Red Flags Summary: Indicators of GA Manipulation

When 2+ red flags appear: Demand explanations. Legitimate sites occasionally exhibit one anomaly (e.g., high Direct traffic for strong brands), but multiple anomalies compound suspicion.

Remediation: What to Do When You Detect Manipulation

Scenario 1: Clear fraud (fake sessions, bot traffic, manipulated tracking):

• Walk away. Don't negotiate—fraudulent sellers will fabricate new data to address your concerns. The asset isn't trustworthy.

Scenario 2: Borderline issues (some bot traffic, minor tracking errors):

• Negotiate 20-30% price reduction to account for true traffic being lower than claimed
• Request seller remediation (fix tracking errors, clean bot traffic) before closing
• Extend inspection period during escrow to verify fixes hold

Scenario 3: Legitimate but misunderstood data:

• High Direct traffic from strong brand recognition (verify via brand search volume in Google Keyword Planner)
• Geographic distribution reflects international content targeting (verify in GSC that other countries generate impressions)
• Seasonal traffic patterns (tourism sites, tax prep sites, holiday gift guides spike predictably)

Require seller to explain anomalies with supporting evidence before accepting their narrative.

Post-Acquisition GA Monitoring: Ensuring Continuity

After asset transfer, monitor GA daily for first 30 days:

Day 1-7: Traffic typically dips 10-15% during DNS propagation and ranking reassessment. This is normal.

Day 8-30: Traffic should stabilize near pre-acquisition levels. If drops exceed 20%, investigate:

• Broken redirects (301s not implemented correctly)

==================================================

◆ Required work ◆
**1)** Repeat the passage on GA manipulation word for word. Begin at the words "After asset transfer, monitor" and stop after "not implemented correctly)".
**2)** In the passage on GA manipulation, by how much does traffic typically dip during days 1-7 after asset transfer?
The rows are separate material with no connection to the passage on GA manipulation.

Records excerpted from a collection
==================================================

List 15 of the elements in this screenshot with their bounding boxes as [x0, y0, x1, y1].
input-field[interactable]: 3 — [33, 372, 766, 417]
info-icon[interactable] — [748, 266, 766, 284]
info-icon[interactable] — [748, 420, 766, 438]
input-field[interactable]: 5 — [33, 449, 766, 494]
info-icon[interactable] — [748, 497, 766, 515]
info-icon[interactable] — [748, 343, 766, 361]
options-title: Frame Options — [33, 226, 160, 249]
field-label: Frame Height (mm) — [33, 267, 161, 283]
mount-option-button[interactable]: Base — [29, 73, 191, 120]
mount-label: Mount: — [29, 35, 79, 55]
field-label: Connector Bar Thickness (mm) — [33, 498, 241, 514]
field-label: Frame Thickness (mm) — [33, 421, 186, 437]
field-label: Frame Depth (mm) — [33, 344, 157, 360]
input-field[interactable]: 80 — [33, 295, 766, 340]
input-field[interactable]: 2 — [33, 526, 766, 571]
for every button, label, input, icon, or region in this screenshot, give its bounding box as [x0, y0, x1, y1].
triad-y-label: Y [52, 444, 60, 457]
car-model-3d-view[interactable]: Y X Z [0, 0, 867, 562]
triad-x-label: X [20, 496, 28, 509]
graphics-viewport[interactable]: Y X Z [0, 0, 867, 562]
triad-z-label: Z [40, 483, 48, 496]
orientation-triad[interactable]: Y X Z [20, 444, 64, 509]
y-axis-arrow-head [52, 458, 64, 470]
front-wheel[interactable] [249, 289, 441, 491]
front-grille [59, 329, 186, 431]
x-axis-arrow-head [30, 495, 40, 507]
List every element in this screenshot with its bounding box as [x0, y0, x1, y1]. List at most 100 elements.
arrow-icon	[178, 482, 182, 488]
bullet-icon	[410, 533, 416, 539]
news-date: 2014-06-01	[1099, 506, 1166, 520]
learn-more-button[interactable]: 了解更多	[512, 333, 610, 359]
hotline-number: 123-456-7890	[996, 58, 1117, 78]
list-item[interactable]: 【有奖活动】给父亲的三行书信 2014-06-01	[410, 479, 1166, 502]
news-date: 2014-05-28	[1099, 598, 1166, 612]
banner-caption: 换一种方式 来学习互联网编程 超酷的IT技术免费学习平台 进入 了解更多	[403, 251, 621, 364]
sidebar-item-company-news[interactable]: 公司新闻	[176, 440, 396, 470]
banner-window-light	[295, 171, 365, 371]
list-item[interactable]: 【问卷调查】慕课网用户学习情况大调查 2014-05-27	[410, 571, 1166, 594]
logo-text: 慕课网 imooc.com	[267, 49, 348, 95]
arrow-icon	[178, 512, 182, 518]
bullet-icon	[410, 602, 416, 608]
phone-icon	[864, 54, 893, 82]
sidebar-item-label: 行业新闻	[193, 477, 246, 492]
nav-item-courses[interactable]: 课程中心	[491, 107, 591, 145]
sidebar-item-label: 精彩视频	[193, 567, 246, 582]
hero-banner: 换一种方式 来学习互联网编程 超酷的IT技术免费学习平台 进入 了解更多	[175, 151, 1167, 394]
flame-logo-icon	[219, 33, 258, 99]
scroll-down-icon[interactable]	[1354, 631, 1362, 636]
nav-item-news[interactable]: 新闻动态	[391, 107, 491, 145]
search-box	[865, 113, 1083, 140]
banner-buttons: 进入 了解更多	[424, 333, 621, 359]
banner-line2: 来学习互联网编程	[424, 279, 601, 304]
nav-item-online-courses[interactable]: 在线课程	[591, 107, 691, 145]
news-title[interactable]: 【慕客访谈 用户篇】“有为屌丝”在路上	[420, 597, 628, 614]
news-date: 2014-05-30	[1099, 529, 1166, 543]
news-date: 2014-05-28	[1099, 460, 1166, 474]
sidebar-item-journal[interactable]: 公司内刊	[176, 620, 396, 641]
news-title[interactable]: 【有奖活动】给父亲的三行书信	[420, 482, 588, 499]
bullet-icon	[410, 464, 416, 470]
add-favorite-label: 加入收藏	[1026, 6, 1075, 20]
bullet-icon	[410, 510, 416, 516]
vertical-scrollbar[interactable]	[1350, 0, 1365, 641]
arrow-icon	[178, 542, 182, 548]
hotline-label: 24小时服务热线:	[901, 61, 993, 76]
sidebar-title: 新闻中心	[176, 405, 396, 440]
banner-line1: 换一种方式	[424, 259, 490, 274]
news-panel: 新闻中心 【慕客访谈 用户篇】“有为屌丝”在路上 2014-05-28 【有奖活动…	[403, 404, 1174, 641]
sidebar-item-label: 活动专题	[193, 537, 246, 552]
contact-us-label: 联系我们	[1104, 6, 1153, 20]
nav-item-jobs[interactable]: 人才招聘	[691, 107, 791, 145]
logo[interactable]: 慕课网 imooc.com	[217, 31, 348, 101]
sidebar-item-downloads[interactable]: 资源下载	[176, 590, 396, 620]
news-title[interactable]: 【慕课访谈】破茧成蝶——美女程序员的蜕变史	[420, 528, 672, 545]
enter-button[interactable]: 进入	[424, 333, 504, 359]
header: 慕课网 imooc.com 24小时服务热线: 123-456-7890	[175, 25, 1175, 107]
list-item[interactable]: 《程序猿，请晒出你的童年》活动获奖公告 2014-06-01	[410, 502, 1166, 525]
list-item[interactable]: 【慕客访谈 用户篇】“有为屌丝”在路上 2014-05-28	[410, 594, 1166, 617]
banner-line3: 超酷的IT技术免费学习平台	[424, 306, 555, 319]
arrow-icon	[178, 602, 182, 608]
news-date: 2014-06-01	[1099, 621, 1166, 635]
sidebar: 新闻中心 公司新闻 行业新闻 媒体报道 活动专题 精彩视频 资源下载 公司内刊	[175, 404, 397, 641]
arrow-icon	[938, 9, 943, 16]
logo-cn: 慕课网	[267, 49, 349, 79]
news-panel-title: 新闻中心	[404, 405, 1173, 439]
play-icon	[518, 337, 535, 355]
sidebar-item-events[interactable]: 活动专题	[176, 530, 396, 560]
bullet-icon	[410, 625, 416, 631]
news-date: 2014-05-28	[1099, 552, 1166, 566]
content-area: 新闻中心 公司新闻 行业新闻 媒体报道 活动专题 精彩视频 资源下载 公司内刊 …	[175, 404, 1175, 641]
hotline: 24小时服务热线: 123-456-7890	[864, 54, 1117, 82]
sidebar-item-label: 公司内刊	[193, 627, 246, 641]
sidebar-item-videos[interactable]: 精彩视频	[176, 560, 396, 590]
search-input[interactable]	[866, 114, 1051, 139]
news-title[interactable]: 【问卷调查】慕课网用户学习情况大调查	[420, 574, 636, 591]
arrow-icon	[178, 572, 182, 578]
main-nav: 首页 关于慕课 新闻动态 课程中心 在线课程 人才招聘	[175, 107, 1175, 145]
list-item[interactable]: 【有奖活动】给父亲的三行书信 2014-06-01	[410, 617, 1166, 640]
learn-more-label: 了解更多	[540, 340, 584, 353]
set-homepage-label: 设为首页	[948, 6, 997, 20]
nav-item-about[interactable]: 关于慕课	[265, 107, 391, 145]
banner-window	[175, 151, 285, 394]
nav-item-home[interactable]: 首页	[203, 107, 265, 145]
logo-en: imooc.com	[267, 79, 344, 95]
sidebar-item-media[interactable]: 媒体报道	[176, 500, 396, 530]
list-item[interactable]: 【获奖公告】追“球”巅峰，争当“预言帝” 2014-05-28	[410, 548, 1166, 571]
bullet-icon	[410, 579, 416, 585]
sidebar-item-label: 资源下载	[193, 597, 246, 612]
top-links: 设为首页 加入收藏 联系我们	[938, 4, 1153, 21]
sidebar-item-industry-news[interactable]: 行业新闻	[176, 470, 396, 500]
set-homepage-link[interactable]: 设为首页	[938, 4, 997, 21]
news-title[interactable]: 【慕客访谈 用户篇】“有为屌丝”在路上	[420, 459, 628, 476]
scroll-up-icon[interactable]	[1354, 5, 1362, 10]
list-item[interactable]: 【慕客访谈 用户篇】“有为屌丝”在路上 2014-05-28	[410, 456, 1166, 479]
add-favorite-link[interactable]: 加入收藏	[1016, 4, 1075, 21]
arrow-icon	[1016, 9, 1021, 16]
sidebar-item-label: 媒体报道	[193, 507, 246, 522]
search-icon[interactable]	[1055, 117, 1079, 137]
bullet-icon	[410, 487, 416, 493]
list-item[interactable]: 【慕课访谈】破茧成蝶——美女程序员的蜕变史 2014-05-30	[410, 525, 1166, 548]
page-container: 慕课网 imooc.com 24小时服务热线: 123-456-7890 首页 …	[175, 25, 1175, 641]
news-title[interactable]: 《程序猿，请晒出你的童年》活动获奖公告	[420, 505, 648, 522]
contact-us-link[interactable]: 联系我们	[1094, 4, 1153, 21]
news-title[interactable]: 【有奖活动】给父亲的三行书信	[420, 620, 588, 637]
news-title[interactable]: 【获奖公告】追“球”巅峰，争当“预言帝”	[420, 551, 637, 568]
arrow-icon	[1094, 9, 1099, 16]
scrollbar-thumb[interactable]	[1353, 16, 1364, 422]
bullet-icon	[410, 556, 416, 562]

==================================================

◆ Results of the exercise ◆
**1)**
After asset transfer, monitor GA daily for first 30 days:

Day 1-7: Traffic typically dips 10-15% during DNS propagation and ranking reassessment. This is normal.

Day 8-30: Traffic should stabilize near pre-acquisition levels. If drops exceed 20%, investigate:

• Broken redirects (301s not implemented correctly)

**2)** 10-15%